** START OF Supplied material **

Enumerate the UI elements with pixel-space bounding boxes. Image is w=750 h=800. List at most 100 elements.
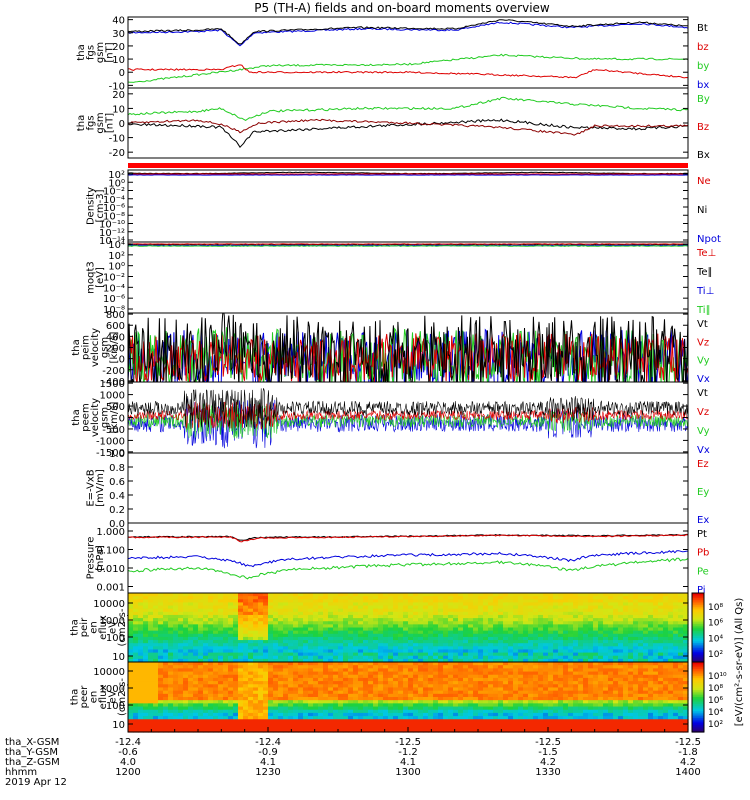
spec-cell — [188, 649, 194, 654]
spec-cell — [188, 627, 194, 632]
spec-cell — [513, 621, 519, 625]
spec-cell — [568, 618, 574, 622]
spec-cell — [643, 627, 649, 632]
spec-cell — [503, 646, 509, 651]
spec-cell — [423, 681, 429, 685]
spec-cell — [333, 719, 339, 724]
spec-cell — [513, 646, 519, 651]
spec-cell — [668, 640, 674, 644]
spec-cell — [188, 655, 194, 660]
spec-cell — [258, 703, 264, 708]
spec-cell — [218, 697, 224, 701]
spec-cell — [378, 725, 384, 730]
spec-cell — [658, 646, 664, 651]
y-tick-label: 10⁻⁴ — [103, 195, 125, 206]
spec-cell — [358, 703, 364, 708]
spec-cell — [508, 646, 514, 651]
spec-cell — [308, 630, 314, 635]
spec-cell — [593, 709, 599, 714]
spec-cell — [243, 596, 249, 600]
spec-cell — [228, 681, 234, 685]
spec-cell — [473, 658, 479, 663]
spec-cell — [213, 658, 219, 663]
spec-cell — [483, 621, 489, 625]
spec-cell — [448, 649, 454, 654]
spec-cell — [153, 621, 159, 625]
spec-cell — [443, 627, 449, 632]
spec-cell — [293, 677, 299, 682]
spec-cell — [173, 693, 179, 698]
spec-cell — [253, 640, 259, 644]
spec-cell — [678, 627, 684, 632]
spec-cell — [643, 646, 649, 651]
spec-cell — [528, 703, 534, 708]
spec-cell — [488, 605, 494, 610]
spec-cell — [538, 697, 544, 701]
spec-cell — [228, 614, 234, 619]
spec-cell — [373, 646, 379, 651]
spec-cell — [278, 690, 284, 695]
spec-cell — [393, 706, 399, 711]
spec-cell — [243, 630, 249, 635]
spec-cell — [613, 712, 619, 717]
spec-cell — [188, 700, 194, 704]
spec-cell — [208, 643, 214, 647]
spec-cell — [393, 611, 399, 616]
spec-cell — [618, 719, 624, 724]
spec-cell — [203, 687, 209, 692]
spec-cell — [378, 643, 384, 647]
spec-cell — [218, 662, 224, 666]
spec-cell — [533, 719, 539, 724]
spec-cell — [218, 725, 224, 730]
spec-cell — [468, 700, 474, 704]
spec-cell — [623, 725, 629, 730]
spec-cell — [423, 719, 429, 724]
spec-cell — [398, 677, 404, 682]
spec-cell — [533, 684, 539, 689]
spec-cell — [593, 725, 599, 730]
spec-cell — [628, 674, 634, 679]
spec-cell — [228, 700, 234, 704]
spec-cell — [183, 728, 189, 733]
spec-cell — [238, 630, 244, 635]
y-tick-label: 30 — [112, 29, 125, 40]
spec-cell — [548, 684, 554, 689]
spec-cell — [153, 709, 159, 714]
spec-cell — [153, 649, 159, 654]
spec-cell — [153, 671, 159, 676]
spec-cell — [458, 614, 464, 619]
spec-cell — [548, 706, 554, 711]
spec-cell — [163, 655, 169, 660]
spec-cell — [538, 728, 544, 733]
spec-cell — [578, 636, 584, 641]
spec-cell — [508, 624, 514, 629]
spec-cell — [433, 646, 439, 651]
spec-cell — [628, 681, 634, 685]
spec-cell — [348, 665, 354, 669]
spec-cell — [603, 719, 609, 724]
spec-cell — [588, 646, 594, 651]
spec-cell — [253, 706, 259, 711]
spec-cell — [253, 614, 259, 619]
spec-cell — [448, 633, 454, 638]
spec-cell — [478, 709, 484, 714]
spec-cell — [398, 633, 404, 638]
spec-cell — [203, 611, 209, 616]
spec-cell — [238, 646, 244, 651]
spec-cell — [393, 722, 399, 727]
spec-cell — [543, 633, 549, 638]
spec-cell — [468, 652, 474, 657]
panel-1-ylabel: thafgsgsm[nT] — [76, 42, 116, 63]
spec-cell — [338, 596, 344, 600]
spec-cell — [418, 674, 424, 679]
spec-cell — [363, 658, 369, 663]
spec-cell — [198, 719, 204, 724]
spec-cell — [618, 690, 624, 695]
spec-cell — [543, 716, 549, 720]
spec-cell — [253, 687, 259, 692]
spec-cell — [258, 649, 264, 654]
spec-cell — [178, 649, 184, 654]
spec-cell — [158, 593, 164, 597]
spec-cell — [493, 671, 499, 676]
spec-cell — [613, 665, 619, 669]
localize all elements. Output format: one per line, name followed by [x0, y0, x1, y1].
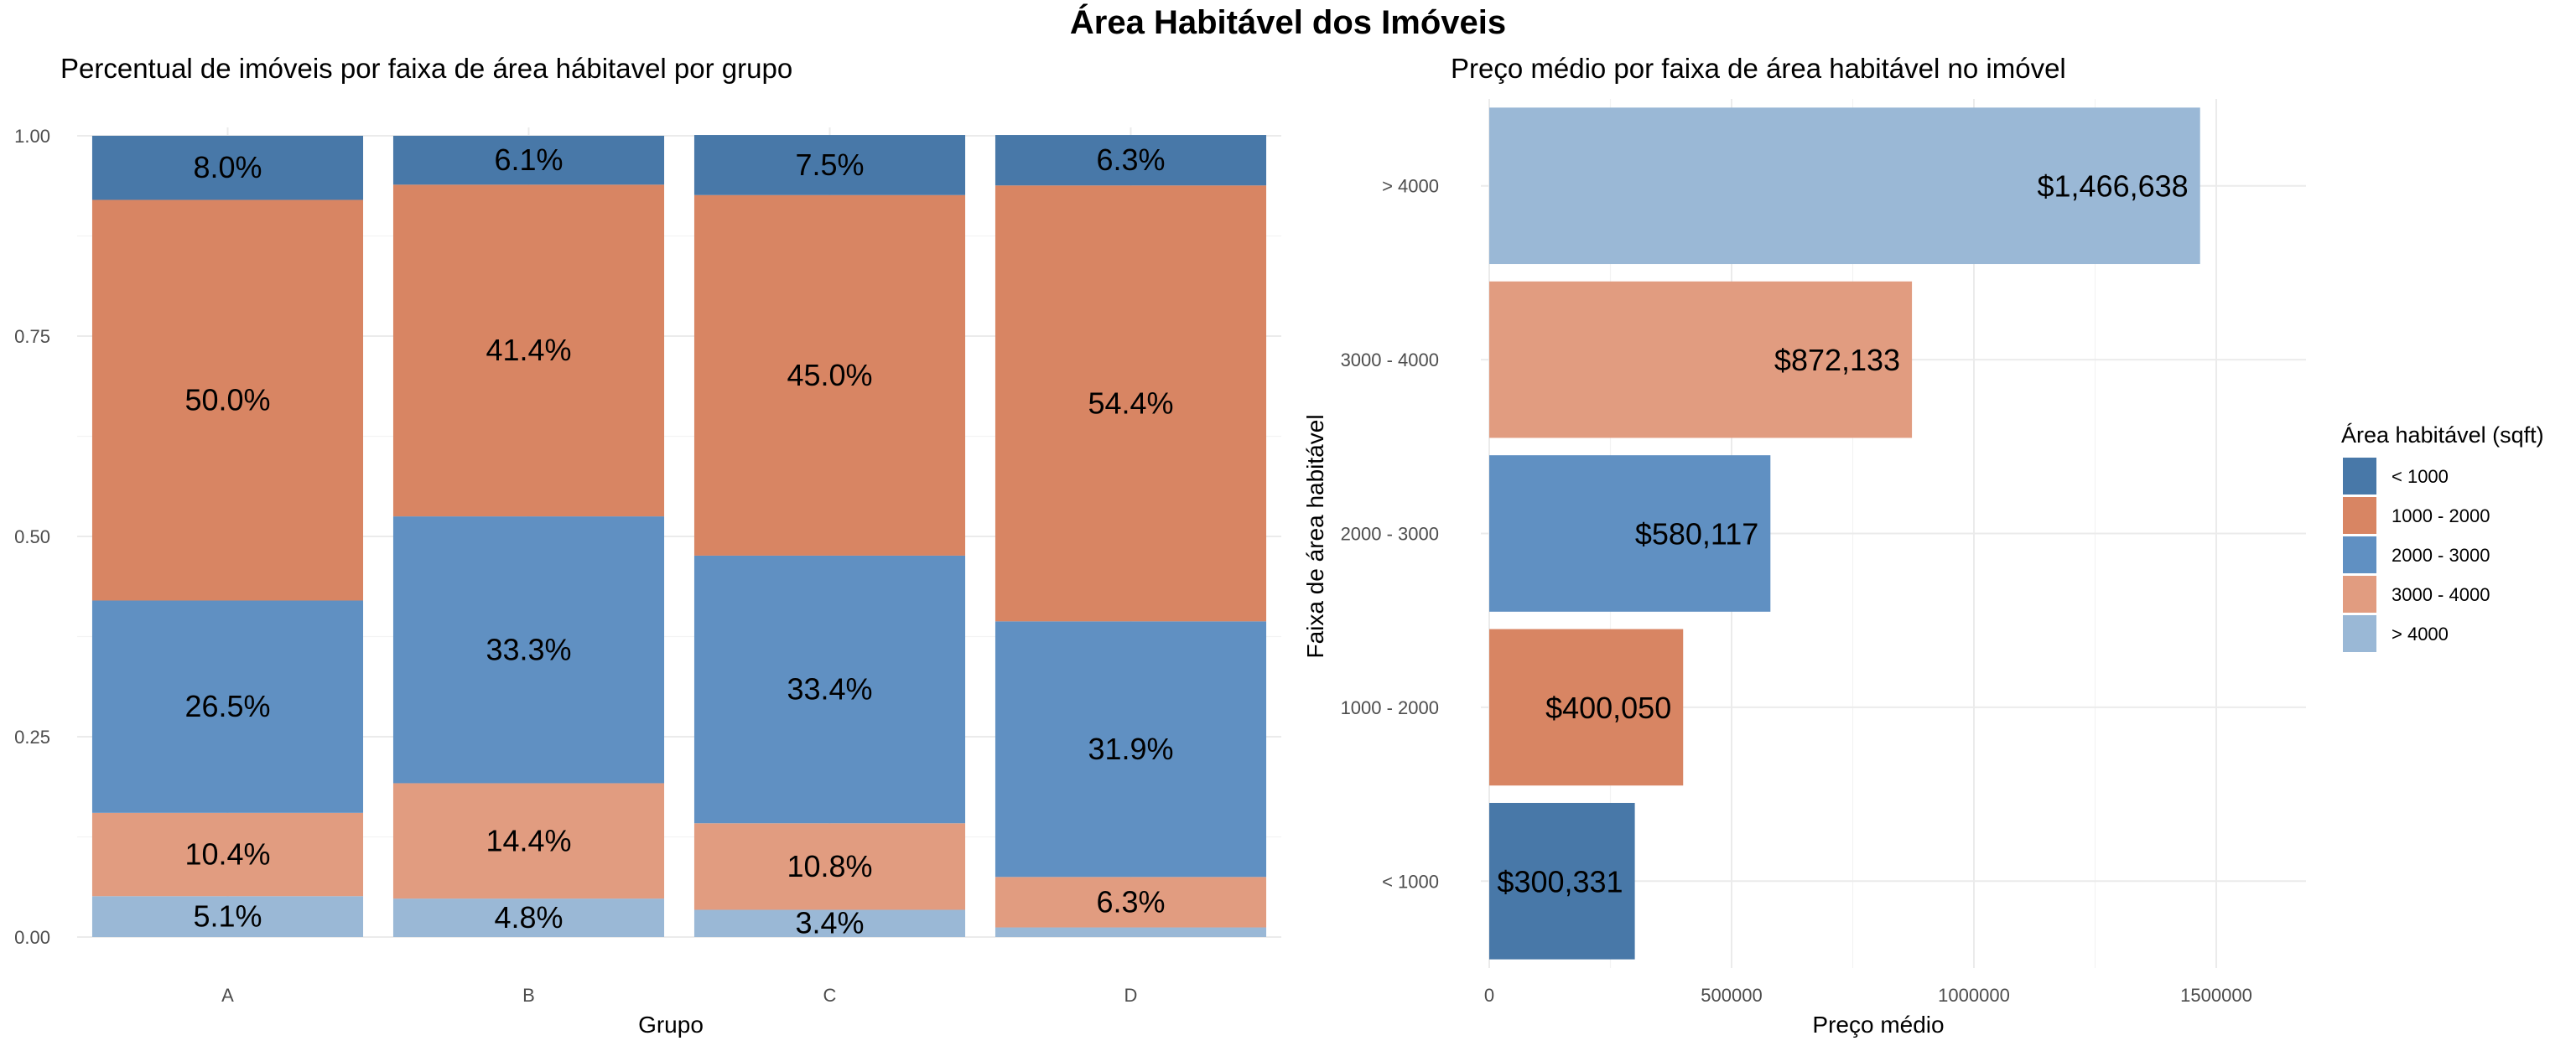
bar-segment-label: 3.4% — [795, 906, 864, 940]
bar-segment — [995, 185, 1267, 622]
y-tick-label: 0.50 — [14, 526, 50, 547]
legend-label: < 1000 — [2392, 466, 2449, 487]
legend-label: 3000 - 4000 — [2392, 584, 2490, 605]
legend-swatch — [2343, 497, 2376, 534]
price-chart-x-ticks: 0 500000 1000000 1500000 — [1484, 985, 2252, 1006]
bar-segment-label: 6.1% — [494, 142, 563, 177]
bar-segment — [392, 783, 665, 899]
bar-segment — [392, 184, 665, 517]
x-tick-label: A — [221, 985, 234, 1006]
bar-segment — [693, 135, 966, 195]
bar-segment — [693, 823, 966, 910]
bar-segment — [91, 136, 364, 200]
bar-segment — [91, 896, 364, 937]
stacked-chart-y-ticks: 0.00 0.25 0.50 0.75 1.00 — [14, 126, 50, 948]
legend-items: < 1000 1000 - 2000 2000 - 3000 3000 - 4000 >… — [2343, 458, 2490, 652]
bar-segment — [995, 877, 1267, 928]
bar-segment — [693, 909, 966, 937]
bar-segment — [392, 898, 665, 937]
bar-segment — [995, 621, 1267, 878]
price-bar — [1489, 629, 1684, 786]
x-tick-label: 500000 — [1701, 985, 1762, 1006]
bar-segment-label: 8.0% — [193, 150, 262, 184]
x-tick-label: 0 — [1484, 985, 1494, 1006]
bar-segment — [91, 812, 364, 897]
bar-segment — [392, 136, 665, 185]
stacked-bar-chart-panel: Percentual de imóveis por faixa de área … — [14, 53, 1281, 1038]
price-chart-y-ticks: < 1000 1000 - 2000 2000 - 3000 3000 - 4000 >… — [1341, 176, 1439, 893]
x-tick-label: B — [522, 985, 535, 1006]
bar-segment-label: 10.8% — [787, 849, 872, 883]
price-bar — [1489, 281, 1913, 438]
bar-segment-label: 6.3% — [1096, 884, 1165, 919]
stacked-chart-bars — [91, 135, 1267, 937]
price-bar-label: $300,331 — [1497, 864, 1623, 898]
price-chart-y-axis-label: Faixa de área habitável — [1302, 414, 1328, 658]
bar-segment-label: 50.0% — [184, 382, 270, 417]
y-tick-label: 0.75 — [14, 326, 50, 347]
legend-label: > 4000 — [2392, 624, 2449, 645]
x-tick-label: 1000000 — [1938, 985, 2010, 1006]
price-chart-title: Preço médio por faixa de área habitável … — [1451, 53, 2066, 84]
bar-segment-label: 4.8% — [494, 900, 563, 935]
x-tick-label: 1500000 — [2180, 985, 2252, 1006]
bar-segment — [693, 555, 966, 824]
stacked-chart-title: Percentual de imóveis por faixa de área … — [60, 53, 792, 84]
legend-swatch — [2343, 576, 2376, 613]
bar-segment — [995, 927, 1267, 937]
stacked-chart-x-axis-label: Grupo — [638, 1012, 704, 1038]
bar-segment-label: 26.5% — [184, 689, 270, 723]
bar-segment — [91, 199, 364, 601]
y-tick-label: < 1000 — [1382, 871, 1439, 892]
y-tick-label: > 4000 — [1382, 176, 1439, 197]
y-tick-label: 1.00 — [14, 126, 50, 147]
x-tick-label: C — [823, 985, 837, 1006]
bar-segment-label: 31.9% — [1088, 732, 1173, 766]
horizontal-bar-chart-panel: Preço médio por faixa de área habitável … — [1302, 53, 2306, 1038]
bar-segment-label: 10.4% — [184, 837, 270, 872]
legend-title: Área habitável (sqft) — [2341, 422, 2544, 448]
bar-segment — [91, 600, 364, 813]
price-bar-label: $872,133 — [1774, 343, 1900, 377]
legend-label: 2000 - 3000 — [2392, 545, 2490, 566]
price-bar — [1489, 455, 1771, 612]
bar-segment — [995, 135, 1267, 186]
bar-segment-label: 54.4% — [1088, 386, 1173, 420]
price-bar — [1489, 107, 2200, 265]
bar-segment-label: 6.3% — [1096, 142, 1165, 177]
legend-swatch — [2343, 536, 2376, 573]
price-bar-label: $1,466,638 — [2038, 169, 2189, 204]
price-bar — [1489, 802, 1635, 960]
legend-label: 1000 - 2000 — [2392, 505, 2490, 526]
y-tick-label: 1000 - 2000 — [1341, 697, 1439, 718]
y-tick-label: 3000 - 4000 — [1341, 350, 1439, 370]
stacked-chart-bar-labels: 5.1% 10.4% 26.5% 50.0% 8.0% 4.8% 14.4% 33.3% 41.… — [184, 142, 1173, 940]
bar-segment-label: 14.4% — [486, 823, 571, 857]
bar-segment-label: 5.1% — [193, 899, 262, 934]
bar-segment — [693, 194, 966, 556]
price-chart-bars — [1489, 107, 2200, 960]
y-tick-label: 0.00 — [14, 927, 50, 948]
legend: Área habitável (sqft) < 1000 1000 - 2000 2… — [2341, 422, 2544, 652]
legend-swatch — [2343, 458, 2376, 495]
bar-segment-label: 33.4% — [787, 672, 872, 707]
y-tick-label: 2000 - 3000 — [1341, 524, 1439, 545]
bar-segment-label: 41.4% — [486, 333, 571, 367]
price-chart-bar-labels: $300,331 $400,050 $580,117 $872,133 $1,466,6… — [1497, 169, 2188, 899]
stacked-chart-x-ticks: A B C D — [221, 985, 1137, 1006]
legend-swatch — [2343, 615, 2376, 652]
bar-segment-label: 7.5% — [795, 148, 864, 182]
price-bar-label: $400,050 — [1545, 691, 1671, 725]
y-tick-label: 0.25 — [14, 727, 50, 748]
bar-segment — [392, 516, 665, 784]
price-bar-label: $580,117 — [1635, 517, 1758, 551]
bar-segment-label: 45.0% — [787, 358, 872, 392]
x-tick-label: D — [1124, 985, 1138, 1006]
bar-segment-label: 33.3% — [486, 632, 571, 666]
price-chart-x-axis-label: Preço médio — [1812, 1012, 1944, 1038]
figure-title: Área Habitável dos Imóveis — [1070, 3, 1506, 41]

** END OF Supplied material **

▶ [What to do]:
Return everything from the line containing "spec-cell — [188, 649, 194, 654]" down to the line containing "spec-cell — [188, 655, 194, 660]", both included, exactly as it appears in the material.

▶ [Response]:
spec-cell — [188, 649, 194, 654]
spec-cell — [188, 627, 194, 632]
spec-cell — [513, 621, 519, 625]
spec-cell — [568, 618, 574, 622]
spec-cell — [643, 627, 649, 632]
spec-cell — [503, 646, 509, 651]
spec-cell — [423, 681, 429, 685]
spec-cell — [333, 719, 339, 724]
spec-cell — [513, 646, 519, 651]
spec-cell — [668, 640, 674, 644]
spec-cell — [188, 655, 194, 660]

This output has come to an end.